_TASK DIRECTIONS_. Write out all of the entries exactly, please.

_SUPPLIED MATERIAL_.
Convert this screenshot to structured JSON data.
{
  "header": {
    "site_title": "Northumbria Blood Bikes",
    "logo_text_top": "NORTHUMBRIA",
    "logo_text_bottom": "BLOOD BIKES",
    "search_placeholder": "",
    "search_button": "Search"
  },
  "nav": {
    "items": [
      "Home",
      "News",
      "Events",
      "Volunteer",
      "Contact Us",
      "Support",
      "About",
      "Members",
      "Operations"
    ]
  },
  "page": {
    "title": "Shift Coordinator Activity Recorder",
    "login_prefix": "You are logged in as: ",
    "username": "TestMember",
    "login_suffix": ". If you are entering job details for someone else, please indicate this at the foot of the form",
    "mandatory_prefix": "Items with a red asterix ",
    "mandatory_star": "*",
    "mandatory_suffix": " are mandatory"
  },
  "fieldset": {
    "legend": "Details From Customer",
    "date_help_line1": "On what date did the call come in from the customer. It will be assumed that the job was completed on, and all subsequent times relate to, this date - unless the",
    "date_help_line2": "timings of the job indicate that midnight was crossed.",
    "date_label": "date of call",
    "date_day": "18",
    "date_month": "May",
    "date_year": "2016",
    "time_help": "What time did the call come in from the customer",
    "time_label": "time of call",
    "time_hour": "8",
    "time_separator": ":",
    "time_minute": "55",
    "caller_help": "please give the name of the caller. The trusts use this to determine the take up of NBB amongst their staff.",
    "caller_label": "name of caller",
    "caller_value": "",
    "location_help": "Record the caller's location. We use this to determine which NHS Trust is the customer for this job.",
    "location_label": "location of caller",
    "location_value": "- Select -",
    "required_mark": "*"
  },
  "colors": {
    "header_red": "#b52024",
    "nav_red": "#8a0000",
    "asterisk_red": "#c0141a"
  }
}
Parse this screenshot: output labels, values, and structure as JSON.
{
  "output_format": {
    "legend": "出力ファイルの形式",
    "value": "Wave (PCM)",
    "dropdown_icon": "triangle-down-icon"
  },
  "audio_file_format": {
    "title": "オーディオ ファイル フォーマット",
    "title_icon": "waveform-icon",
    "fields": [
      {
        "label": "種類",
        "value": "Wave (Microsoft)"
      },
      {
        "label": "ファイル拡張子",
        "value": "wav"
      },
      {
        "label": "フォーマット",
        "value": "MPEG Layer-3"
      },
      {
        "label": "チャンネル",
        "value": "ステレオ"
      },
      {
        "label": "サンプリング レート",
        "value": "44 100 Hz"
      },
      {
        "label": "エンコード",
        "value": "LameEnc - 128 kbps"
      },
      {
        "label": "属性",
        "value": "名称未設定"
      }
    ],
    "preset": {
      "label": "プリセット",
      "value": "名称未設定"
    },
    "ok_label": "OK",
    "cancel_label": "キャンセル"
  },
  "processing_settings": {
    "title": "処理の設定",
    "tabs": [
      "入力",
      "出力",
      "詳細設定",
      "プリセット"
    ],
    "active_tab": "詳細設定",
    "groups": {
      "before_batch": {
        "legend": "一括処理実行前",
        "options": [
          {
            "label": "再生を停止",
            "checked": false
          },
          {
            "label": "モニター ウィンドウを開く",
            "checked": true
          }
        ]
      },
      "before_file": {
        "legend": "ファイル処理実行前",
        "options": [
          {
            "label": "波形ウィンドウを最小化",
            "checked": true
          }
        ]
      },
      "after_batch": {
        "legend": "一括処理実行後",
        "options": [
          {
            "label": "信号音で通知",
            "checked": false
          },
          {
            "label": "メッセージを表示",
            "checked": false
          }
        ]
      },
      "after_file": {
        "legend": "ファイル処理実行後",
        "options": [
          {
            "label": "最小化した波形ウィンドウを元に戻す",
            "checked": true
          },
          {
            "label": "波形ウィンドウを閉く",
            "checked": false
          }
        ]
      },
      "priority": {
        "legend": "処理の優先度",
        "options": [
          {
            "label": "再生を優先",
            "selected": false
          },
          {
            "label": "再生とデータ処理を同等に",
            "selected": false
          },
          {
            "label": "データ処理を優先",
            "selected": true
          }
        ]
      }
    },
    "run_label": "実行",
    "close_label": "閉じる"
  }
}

_COMPLETE ANSWER_.
Convert this screenshot to structured JSON data.
{
  "header": {
    "site_title": "Northumbria Blood Bikes",
    "logo_text_top": "NORTHUMBRIA",
    "logo_text_bottom": "BLOOD BIKES",
    "search_placeholder": "",
    "search_button": "Search"
  },
  "nav": {
    "items": [
      "Home",
      "News",
      "Events",
      "Volunteer",
      "Contact Us",
      "Support",
      "About",
      "Members",
      "Operations"
    ]
  },
  "page": {
    "title": "Shift Coordinator Activity Recorder",
    "login_prefix": "You are logged in as: ",
    "username": "TestMember",
    "login_suffix": ". If you are entering job details for someone else, please indicate this at the foot of the form",
    "mandatory_prefix": "Items with a red asterix ",
    "mandatory_star": "*",
    "mandatory_suffix": " are mandatory"
  },
  "fieldset": {
    "legend": "Details From Customer",
    "date_help_line1": "On what date did the call come in from the customer. It will be assumed that the job was completed on, and all subsequent times relate to, this date - unless the",
    "date_help_line2": "timings of the job indicate that midnight was crossed.",
    "date_label": "date of call",
    "date_day": "18",
    "date_month": "May",
    "date_year": "2016",
    "time_help": "What time did the call come in from the customer",
    "time_label": "time of call",
    "time_hour": "8",
    "time_separator": ":",
    "time_minute": "55",
    "caller_help": "please give the name of the caller. The trusts use this to determine the take up of NBB amongst their staff.",
    "caller_label": "name of caller",
    "caller_value": "",
    "location_help": "Record the caller's location. We use this to determine which NHS Trust is the customer for this job.",
    "location_label": "location of caller",
    "location_value": "- Select -",
    "required_mark": "*"
  },
  "colors": {
    "header_red": "#b52024",
    "nav_red": "#8a0000",
    "asterisk_red": "#c0141a"
  }
}
Parse this screenshot: output labels, values, and structure as JSON.
{
  "output_format": {
    "legend": "出力ファイルの形式",
    "value": "Wave (PCM)",
    "dropdown_icon": "triangle-down-icon"
  },
  "audio_file_format": {
    "title": "オーディオ ファイル フォーマット",
    "title_icon": "waveform-icon",
    "fields": [
      {
        "label": "種類",
        "value": "Wave (Microsoft)"
      },
      {
        "label": "ファイル拡張子",
        "value": "wav"
      },
      {
        "label": "フォーマット",
        "value": "MPEG Layer-3"
      },
      {
        "label": "チャンネル",
        "value": "ステレオ"
      },
      {
        "label": "サンプリング レート",
        "value": "44 100 Hz"
      },
      {
        "label": "エンコード",
        "value": "LameEnc - 128 kbps"
      },
      {
        "label": "属性",
        "value": "名称未設定"
      }
    ],
    "preset": {
      "label": "プリセット",
      "value": "名称未設定"
    },
    "ok_label": "OK",
    "cancel_label": "キャンセル"
  },
  "processing_settings": {
    "title": "処理の設定",
    "tabs": [
      "入力",
      "出力",
      "詳細設定",
      "プリセット"
    ],
    "active_tab": "詳細設定",
    "groups": {
      "before_batch": {
        "legend": "一括処理実行前",
        "options": [
          {
            "label": "再生を停止",
            "checked": false
          },
          {
            "label": "モニター ウィンドウを開く",
            "checked": true
          }
        ]
      },
      "before_file": {
        "legend": "ファイル処理実行前",
        "options": [
          {
            "label": "波形ウィンドウを最小化",
            "checked": true
          }
        ]
      },
      "after_batch": {
        "legend": "一括処理実行後",
        "options": [
          {
            "label": "信号音で通知",
            "checked": false
          },
          {
            "label": "メッセージを表示",
            "checked": false
          }
        ]
      },
      "after_file": {
        "legend": "ファイル処理実行後",
        "options": [
          {
            "label": "最小化した波形ウィンドウを元に戻す",
            "checked": true
          },
          {
            "label": "波形ウィンドウを閉く",
            "checked": false
          }
        ]
      },
      "priority": {
        "legend": "処理の優先度",
        "options": [
          {
            "label": "再生を優先",
            "selected": false
          },
          {
            "label": "再生とデータ処理を同等に",
            "selected": false
          },
          {
            "label": "データ処理を優先",
            "selected": true
          }
        ]
      }
    },
    "run_label": "実行",
    "close_label": "閉じる"
  }
}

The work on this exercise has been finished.